## Given problem
Filter the entries below, keeping only lines with the word "здоровья".

-- start Records for processing --

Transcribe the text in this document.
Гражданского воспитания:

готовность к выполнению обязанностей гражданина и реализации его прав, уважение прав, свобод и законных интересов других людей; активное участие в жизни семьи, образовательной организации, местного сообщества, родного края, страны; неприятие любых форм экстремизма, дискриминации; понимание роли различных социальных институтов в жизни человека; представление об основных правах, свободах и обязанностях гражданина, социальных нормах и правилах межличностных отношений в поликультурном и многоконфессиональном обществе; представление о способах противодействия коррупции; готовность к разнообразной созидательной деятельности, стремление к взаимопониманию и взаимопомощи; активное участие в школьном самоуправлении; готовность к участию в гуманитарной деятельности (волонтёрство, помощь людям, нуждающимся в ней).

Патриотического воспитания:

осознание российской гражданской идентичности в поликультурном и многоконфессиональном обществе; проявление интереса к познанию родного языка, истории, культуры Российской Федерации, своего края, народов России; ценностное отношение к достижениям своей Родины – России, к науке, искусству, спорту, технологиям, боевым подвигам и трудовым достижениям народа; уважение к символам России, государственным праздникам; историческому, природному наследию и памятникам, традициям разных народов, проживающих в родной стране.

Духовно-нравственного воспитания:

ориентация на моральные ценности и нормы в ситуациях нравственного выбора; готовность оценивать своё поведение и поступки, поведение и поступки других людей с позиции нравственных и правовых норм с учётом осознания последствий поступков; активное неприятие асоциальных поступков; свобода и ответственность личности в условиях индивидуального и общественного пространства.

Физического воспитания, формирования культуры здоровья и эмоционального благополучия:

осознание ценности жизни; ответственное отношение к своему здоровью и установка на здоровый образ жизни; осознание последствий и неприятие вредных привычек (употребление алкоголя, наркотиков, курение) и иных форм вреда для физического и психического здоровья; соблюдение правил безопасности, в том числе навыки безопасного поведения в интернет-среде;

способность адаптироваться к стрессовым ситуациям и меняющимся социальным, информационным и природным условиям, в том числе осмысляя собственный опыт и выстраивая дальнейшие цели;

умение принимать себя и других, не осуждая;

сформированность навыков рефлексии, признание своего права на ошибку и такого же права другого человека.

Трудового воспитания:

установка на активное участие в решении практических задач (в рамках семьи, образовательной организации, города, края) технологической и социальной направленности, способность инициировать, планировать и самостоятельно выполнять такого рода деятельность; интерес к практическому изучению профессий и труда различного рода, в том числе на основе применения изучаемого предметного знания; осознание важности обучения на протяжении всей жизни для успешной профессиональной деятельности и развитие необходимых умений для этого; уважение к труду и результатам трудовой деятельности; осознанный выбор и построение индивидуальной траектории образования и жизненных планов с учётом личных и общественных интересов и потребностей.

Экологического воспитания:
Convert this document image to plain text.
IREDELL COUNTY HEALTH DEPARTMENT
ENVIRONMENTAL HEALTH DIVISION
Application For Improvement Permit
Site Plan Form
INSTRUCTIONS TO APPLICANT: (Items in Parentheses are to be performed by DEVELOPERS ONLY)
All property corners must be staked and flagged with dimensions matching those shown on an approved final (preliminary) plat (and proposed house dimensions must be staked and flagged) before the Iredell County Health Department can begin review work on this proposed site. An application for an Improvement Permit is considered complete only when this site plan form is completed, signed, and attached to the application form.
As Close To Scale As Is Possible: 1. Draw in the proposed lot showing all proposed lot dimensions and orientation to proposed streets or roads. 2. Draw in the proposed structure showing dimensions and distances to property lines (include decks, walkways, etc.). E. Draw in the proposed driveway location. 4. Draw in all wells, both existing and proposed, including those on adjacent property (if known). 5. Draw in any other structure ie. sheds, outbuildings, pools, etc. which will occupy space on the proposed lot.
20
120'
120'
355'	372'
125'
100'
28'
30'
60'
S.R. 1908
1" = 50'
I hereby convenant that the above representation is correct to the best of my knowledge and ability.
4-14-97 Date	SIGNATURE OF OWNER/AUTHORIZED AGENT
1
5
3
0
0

-- end Records for processing --
-- start Records for processing --

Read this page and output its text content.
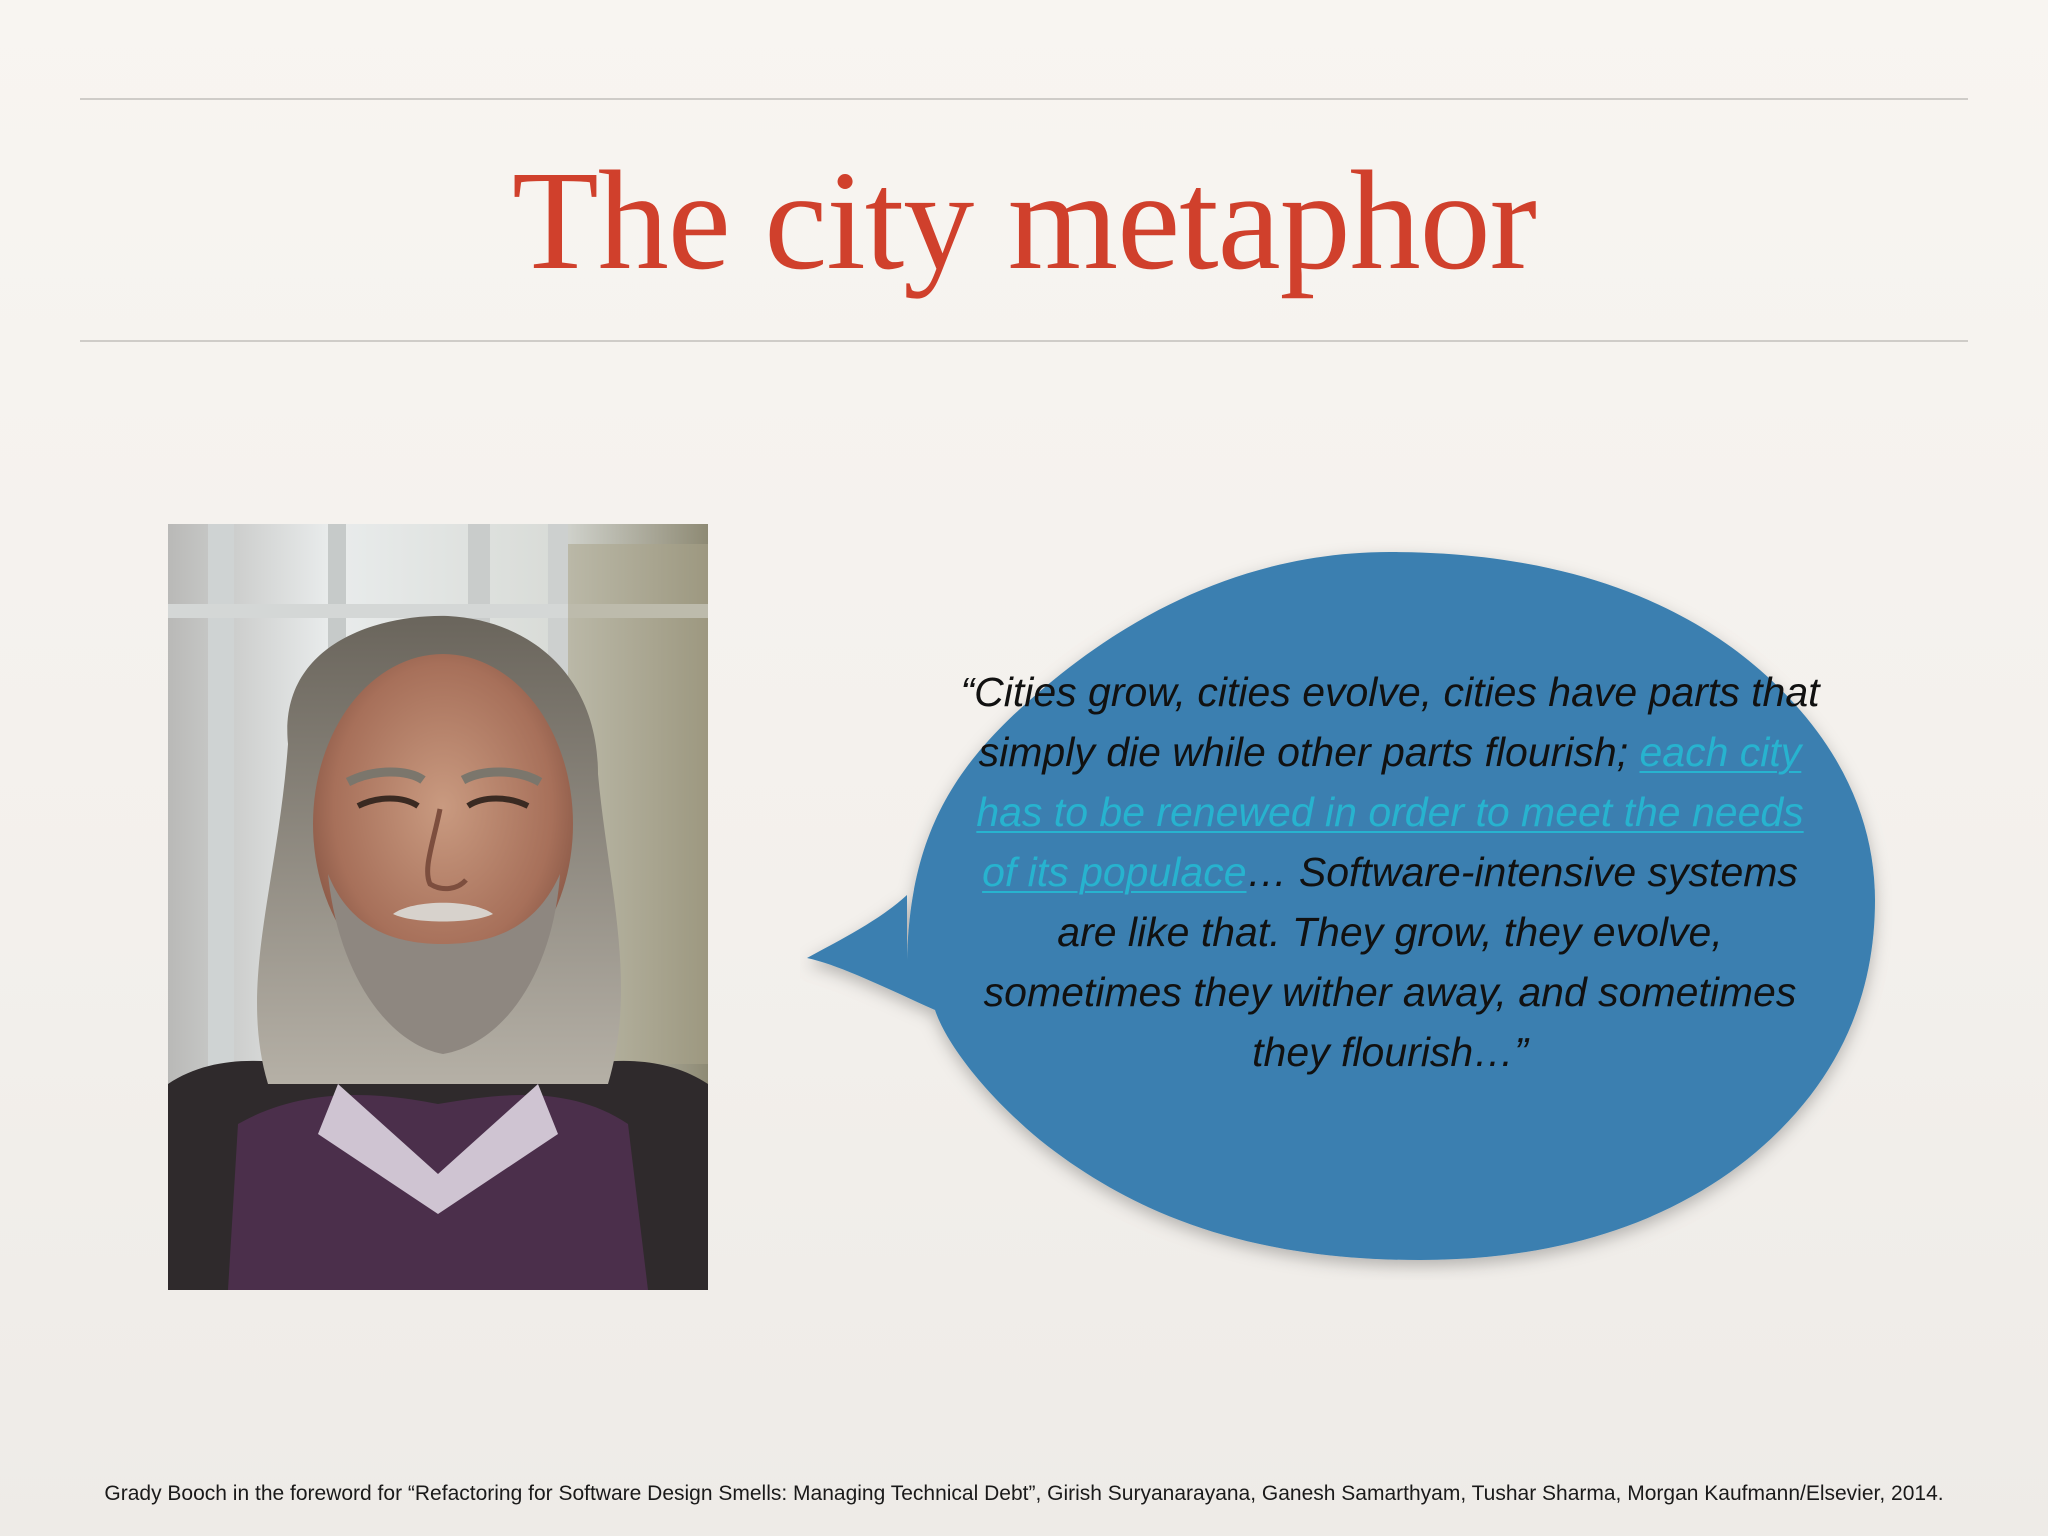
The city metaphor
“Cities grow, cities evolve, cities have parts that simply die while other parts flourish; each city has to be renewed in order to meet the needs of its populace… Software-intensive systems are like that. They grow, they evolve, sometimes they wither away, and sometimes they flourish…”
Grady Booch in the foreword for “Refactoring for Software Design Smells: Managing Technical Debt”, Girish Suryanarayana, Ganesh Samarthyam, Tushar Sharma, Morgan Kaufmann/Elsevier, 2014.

-- end Records for processing --
-- start Records for processing --

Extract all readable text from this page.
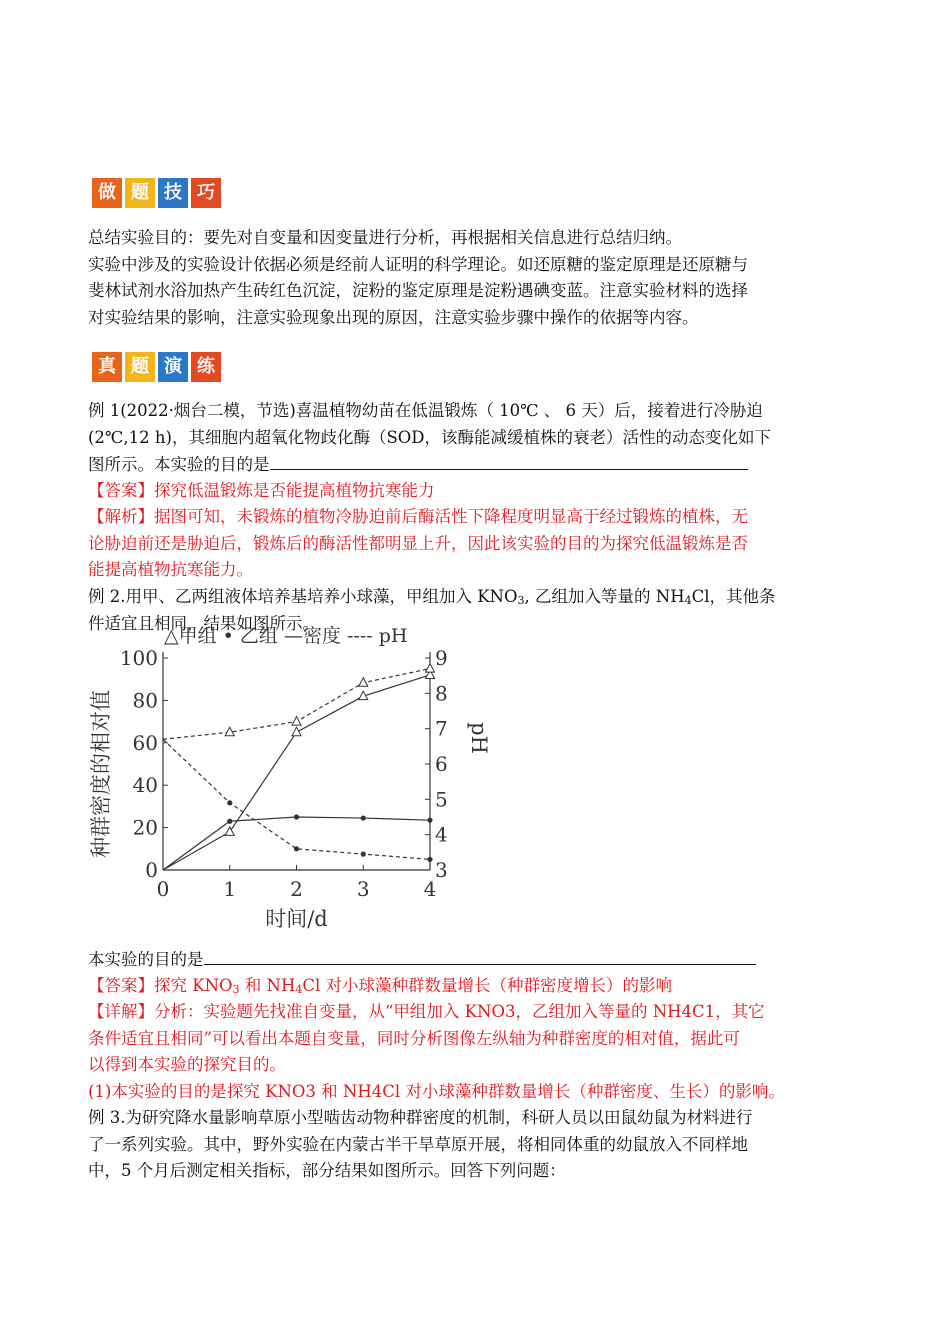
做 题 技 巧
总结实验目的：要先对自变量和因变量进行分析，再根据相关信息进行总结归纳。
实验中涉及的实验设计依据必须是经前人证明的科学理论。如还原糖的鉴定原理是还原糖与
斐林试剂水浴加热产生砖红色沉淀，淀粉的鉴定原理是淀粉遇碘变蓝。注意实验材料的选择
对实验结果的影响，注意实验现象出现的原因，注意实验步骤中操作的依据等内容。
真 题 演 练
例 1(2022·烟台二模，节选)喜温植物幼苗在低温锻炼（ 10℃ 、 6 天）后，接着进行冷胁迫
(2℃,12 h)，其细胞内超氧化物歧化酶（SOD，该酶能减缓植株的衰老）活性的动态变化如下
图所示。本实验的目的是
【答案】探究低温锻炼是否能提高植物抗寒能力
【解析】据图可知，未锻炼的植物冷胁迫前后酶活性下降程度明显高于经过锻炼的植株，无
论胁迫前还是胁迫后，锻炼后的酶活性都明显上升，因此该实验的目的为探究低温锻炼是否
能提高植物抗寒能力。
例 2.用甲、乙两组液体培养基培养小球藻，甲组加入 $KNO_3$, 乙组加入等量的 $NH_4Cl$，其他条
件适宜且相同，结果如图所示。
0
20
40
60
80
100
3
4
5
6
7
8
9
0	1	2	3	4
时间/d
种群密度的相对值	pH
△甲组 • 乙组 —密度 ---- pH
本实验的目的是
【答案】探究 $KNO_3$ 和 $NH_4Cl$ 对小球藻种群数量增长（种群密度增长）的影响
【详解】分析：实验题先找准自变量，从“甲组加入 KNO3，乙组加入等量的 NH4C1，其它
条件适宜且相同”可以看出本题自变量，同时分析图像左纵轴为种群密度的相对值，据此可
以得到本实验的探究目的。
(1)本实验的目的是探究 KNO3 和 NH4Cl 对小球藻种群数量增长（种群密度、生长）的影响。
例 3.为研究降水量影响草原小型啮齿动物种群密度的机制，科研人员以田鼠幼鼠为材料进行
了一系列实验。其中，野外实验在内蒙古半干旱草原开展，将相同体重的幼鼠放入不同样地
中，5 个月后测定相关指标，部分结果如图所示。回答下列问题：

-- end Records for processing --

## In response
Физического воспитания, формирования культуры здоровья и эмоционального благополучия:
осознание ценности жизни; ответственное отношение к своему здоровью и установка на здоровый образ жизни; осознание последствий и неприятие вредных привычек (употребление алкоголя, наркотиков, курение) и иных форм вреда для физического и психического здоровья; соблюдение правил безопасности, в том числе навыки безопасного поведения в интернет-среде;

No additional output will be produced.